→ Task goal: Provide only the number of lines where "hozammal" occurs.

→ Exercise materials:
** start **
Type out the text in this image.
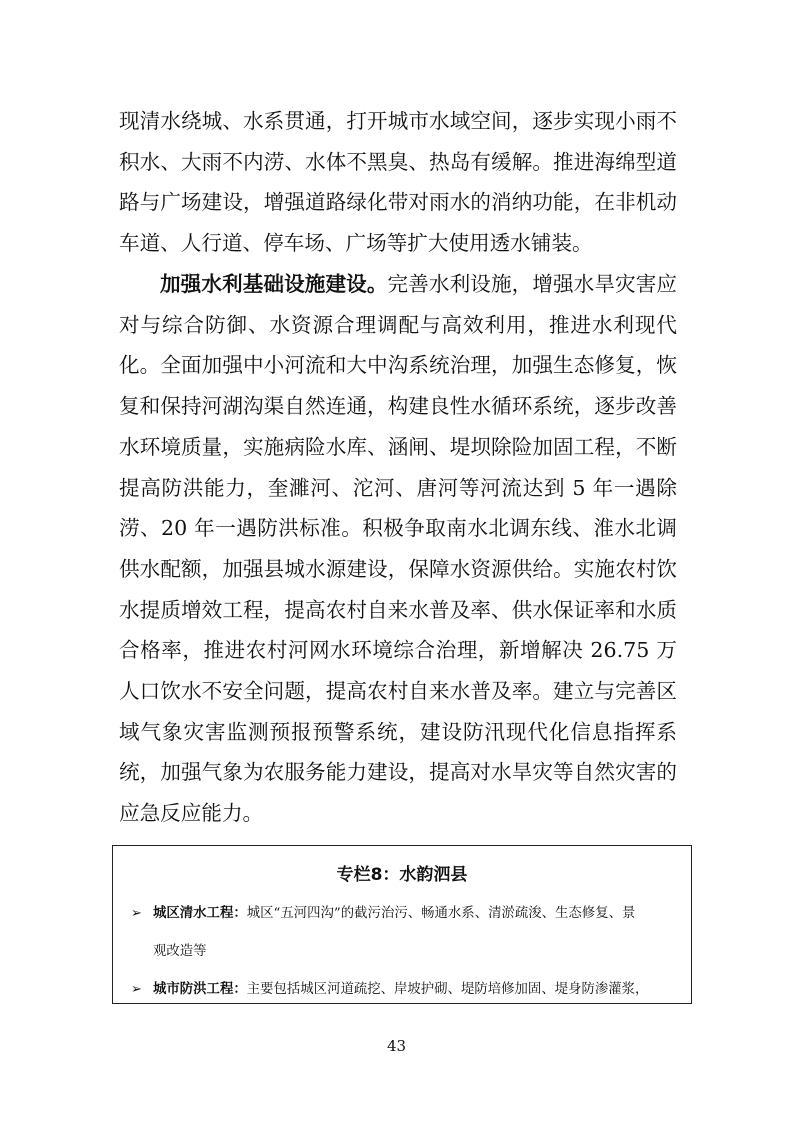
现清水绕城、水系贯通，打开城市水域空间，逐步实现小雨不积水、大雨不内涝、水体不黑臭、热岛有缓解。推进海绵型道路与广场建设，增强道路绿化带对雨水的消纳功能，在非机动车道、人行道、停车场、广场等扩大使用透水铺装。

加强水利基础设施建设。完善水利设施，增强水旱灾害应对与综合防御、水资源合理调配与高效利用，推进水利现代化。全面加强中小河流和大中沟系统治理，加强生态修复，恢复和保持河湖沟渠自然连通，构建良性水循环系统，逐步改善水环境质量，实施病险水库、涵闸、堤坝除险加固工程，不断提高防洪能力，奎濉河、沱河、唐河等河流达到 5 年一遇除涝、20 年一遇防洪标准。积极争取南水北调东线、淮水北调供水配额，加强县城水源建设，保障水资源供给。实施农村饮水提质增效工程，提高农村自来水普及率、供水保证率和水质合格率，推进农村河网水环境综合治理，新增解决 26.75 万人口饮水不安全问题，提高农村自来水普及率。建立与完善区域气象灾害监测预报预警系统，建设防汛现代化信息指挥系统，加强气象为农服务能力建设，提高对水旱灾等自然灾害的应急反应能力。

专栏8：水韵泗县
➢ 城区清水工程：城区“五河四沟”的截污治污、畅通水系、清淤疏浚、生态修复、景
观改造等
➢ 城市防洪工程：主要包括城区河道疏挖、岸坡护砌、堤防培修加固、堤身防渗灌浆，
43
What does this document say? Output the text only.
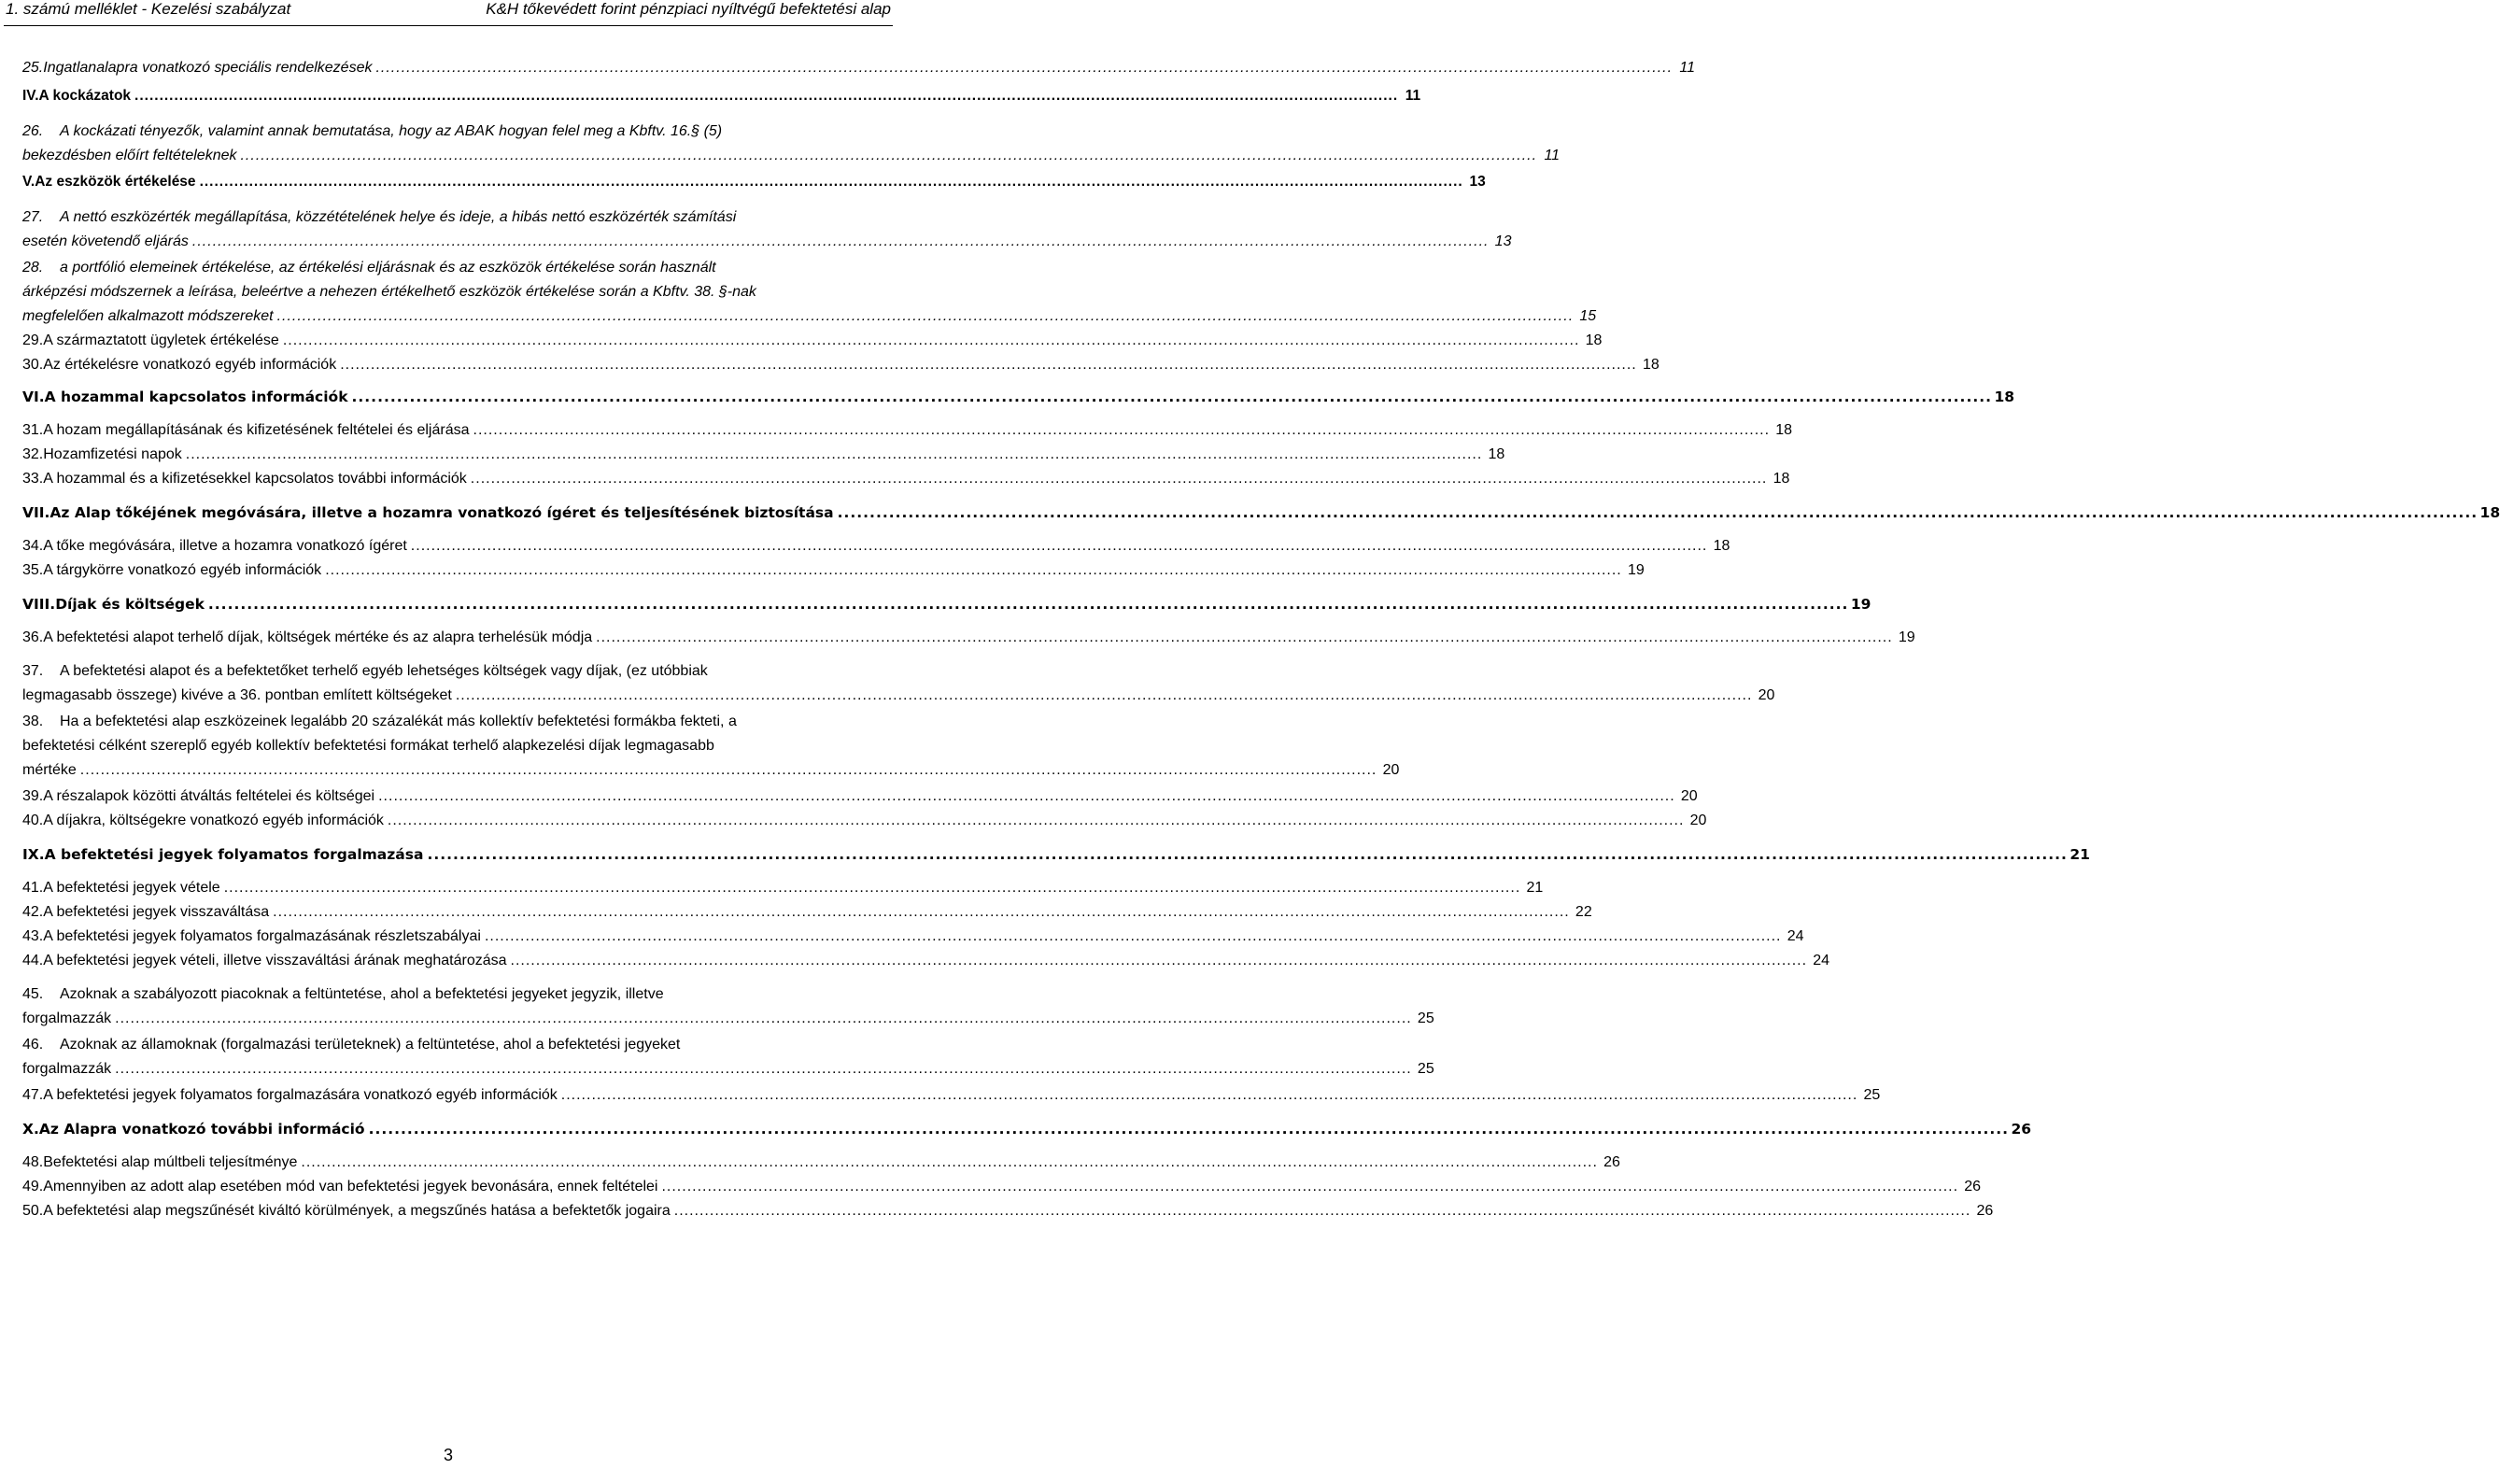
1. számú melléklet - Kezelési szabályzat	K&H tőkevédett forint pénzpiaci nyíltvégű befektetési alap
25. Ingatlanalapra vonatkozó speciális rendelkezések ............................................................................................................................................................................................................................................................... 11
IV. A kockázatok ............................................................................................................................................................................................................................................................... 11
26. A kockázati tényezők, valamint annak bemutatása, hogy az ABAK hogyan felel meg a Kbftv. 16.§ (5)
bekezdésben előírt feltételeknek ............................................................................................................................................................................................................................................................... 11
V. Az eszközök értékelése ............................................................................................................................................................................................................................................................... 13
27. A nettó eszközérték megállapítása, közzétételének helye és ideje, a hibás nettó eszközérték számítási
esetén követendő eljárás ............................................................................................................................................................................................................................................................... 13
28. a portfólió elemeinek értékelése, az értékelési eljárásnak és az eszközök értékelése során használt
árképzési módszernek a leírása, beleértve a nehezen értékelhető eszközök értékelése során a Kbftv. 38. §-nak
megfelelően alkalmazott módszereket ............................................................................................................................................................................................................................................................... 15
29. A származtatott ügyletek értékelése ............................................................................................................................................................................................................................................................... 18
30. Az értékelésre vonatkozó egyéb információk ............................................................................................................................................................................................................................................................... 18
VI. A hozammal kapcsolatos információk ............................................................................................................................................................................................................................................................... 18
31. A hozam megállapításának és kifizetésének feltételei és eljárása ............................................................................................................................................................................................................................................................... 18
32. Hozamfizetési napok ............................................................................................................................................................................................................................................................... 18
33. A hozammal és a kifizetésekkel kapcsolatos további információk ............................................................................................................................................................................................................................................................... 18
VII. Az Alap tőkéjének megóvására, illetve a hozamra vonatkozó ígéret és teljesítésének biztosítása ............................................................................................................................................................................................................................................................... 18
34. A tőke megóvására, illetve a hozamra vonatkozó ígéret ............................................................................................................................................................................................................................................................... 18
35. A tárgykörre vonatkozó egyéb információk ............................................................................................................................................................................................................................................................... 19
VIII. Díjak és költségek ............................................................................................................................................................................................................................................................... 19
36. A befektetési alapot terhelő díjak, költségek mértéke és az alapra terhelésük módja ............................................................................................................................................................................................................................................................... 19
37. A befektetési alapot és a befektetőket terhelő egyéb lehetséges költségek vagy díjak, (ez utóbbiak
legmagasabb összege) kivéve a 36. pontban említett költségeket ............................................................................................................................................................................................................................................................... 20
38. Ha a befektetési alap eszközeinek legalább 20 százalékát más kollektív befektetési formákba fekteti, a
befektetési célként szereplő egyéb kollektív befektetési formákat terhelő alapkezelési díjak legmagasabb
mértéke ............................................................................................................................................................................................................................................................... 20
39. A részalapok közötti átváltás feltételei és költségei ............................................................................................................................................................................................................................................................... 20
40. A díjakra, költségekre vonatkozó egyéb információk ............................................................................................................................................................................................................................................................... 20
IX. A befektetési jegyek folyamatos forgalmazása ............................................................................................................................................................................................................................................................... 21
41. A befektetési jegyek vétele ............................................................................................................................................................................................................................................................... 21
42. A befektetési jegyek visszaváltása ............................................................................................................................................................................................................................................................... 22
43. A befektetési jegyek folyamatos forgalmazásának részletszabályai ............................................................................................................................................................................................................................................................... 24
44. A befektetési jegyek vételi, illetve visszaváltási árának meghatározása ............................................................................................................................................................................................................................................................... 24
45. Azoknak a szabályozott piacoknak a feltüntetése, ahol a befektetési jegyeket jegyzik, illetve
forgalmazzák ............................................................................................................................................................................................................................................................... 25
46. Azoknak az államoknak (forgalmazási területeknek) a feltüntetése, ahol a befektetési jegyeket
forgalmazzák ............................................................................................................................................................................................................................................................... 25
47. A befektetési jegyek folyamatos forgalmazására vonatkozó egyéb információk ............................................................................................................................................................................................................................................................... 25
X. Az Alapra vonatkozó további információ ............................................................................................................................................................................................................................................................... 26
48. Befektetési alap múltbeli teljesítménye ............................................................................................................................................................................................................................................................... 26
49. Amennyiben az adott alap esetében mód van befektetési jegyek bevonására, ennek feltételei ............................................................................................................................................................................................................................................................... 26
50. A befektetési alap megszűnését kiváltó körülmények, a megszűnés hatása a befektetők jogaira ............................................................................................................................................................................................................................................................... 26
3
** end **
** start **
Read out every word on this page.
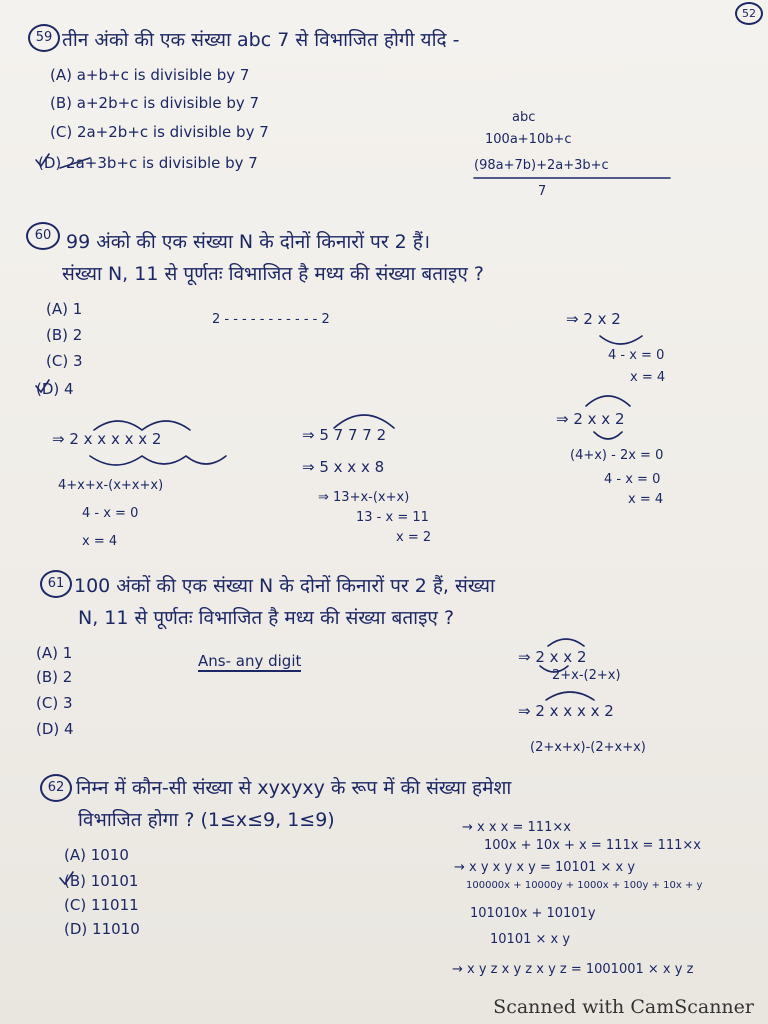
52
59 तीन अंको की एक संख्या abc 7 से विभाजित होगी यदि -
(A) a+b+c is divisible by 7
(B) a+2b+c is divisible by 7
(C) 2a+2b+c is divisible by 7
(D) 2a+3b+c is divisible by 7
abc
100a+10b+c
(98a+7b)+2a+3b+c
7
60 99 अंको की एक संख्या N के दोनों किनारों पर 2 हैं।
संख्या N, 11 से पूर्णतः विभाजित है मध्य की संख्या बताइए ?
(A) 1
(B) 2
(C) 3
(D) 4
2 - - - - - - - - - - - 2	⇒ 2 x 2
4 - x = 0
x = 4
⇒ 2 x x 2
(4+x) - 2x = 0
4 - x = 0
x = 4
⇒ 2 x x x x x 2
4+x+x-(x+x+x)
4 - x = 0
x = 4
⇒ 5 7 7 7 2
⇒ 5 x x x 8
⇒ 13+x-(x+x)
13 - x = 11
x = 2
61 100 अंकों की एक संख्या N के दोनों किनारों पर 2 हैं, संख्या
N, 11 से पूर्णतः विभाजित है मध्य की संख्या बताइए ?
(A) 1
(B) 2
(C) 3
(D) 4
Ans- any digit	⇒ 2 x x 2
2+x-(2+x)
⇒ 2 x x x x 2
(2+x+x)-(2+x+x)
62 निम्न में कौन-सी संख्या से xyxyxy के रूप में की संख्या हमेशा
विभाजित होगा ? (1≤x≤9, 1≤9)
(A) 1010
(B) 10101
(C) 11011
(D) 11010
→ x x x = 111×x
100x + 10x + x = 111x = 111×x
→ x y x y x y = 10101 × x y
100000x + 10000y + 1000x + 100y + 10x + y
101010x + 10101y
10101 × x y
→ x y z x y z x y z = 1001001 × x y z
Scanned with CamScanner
** end **
** start **
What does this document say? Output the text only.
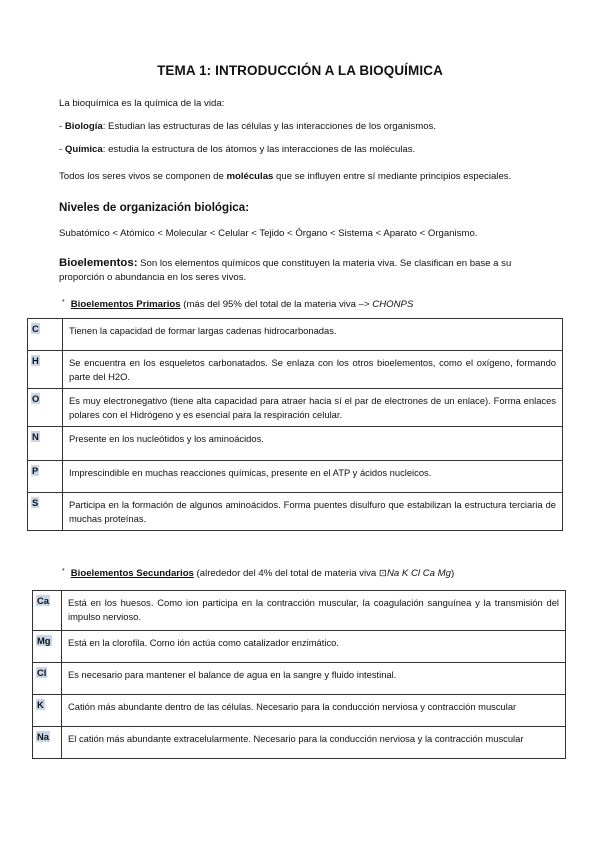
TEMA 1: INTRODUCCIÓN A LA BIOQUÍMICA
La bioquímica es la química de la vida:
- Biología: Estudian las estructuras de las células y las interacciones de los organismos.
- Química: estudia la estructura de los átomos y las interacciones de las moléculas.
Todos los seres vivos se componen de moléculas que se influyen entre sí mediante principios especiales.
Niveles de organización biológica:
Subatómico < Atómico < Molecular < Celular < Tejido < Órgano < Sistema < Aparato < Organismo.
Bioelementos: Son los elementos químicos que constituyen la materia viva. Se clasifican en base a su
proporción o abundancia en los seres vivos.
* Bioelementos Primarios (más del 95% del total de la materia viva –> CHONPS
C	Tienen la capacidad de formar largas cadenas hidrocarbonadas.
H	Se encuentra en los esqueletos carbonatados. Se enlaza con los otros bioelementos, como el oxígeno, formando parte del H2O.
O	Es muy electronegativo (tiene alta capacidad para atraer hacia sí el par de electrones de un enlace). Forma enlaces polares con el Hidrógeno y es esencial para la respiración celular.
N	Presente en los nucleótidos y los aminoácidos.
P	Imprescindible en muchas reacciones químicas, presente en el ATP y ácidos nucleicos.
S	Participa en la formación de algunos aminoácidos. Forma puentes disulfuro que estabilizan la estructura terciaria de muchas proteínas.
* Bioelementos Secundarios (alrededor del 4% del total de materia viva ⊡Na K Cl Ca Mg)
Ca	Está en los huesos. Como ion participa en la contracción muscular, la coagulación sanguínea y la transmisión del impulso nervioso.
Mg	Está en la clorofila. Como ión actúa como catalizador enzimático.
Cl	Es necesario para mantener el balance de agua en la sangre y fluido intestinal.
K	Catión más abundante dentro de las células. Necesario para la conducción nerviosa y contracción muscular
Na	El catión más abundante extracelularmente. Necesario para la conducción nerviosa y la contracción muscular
** end **
→ Solved problem: 2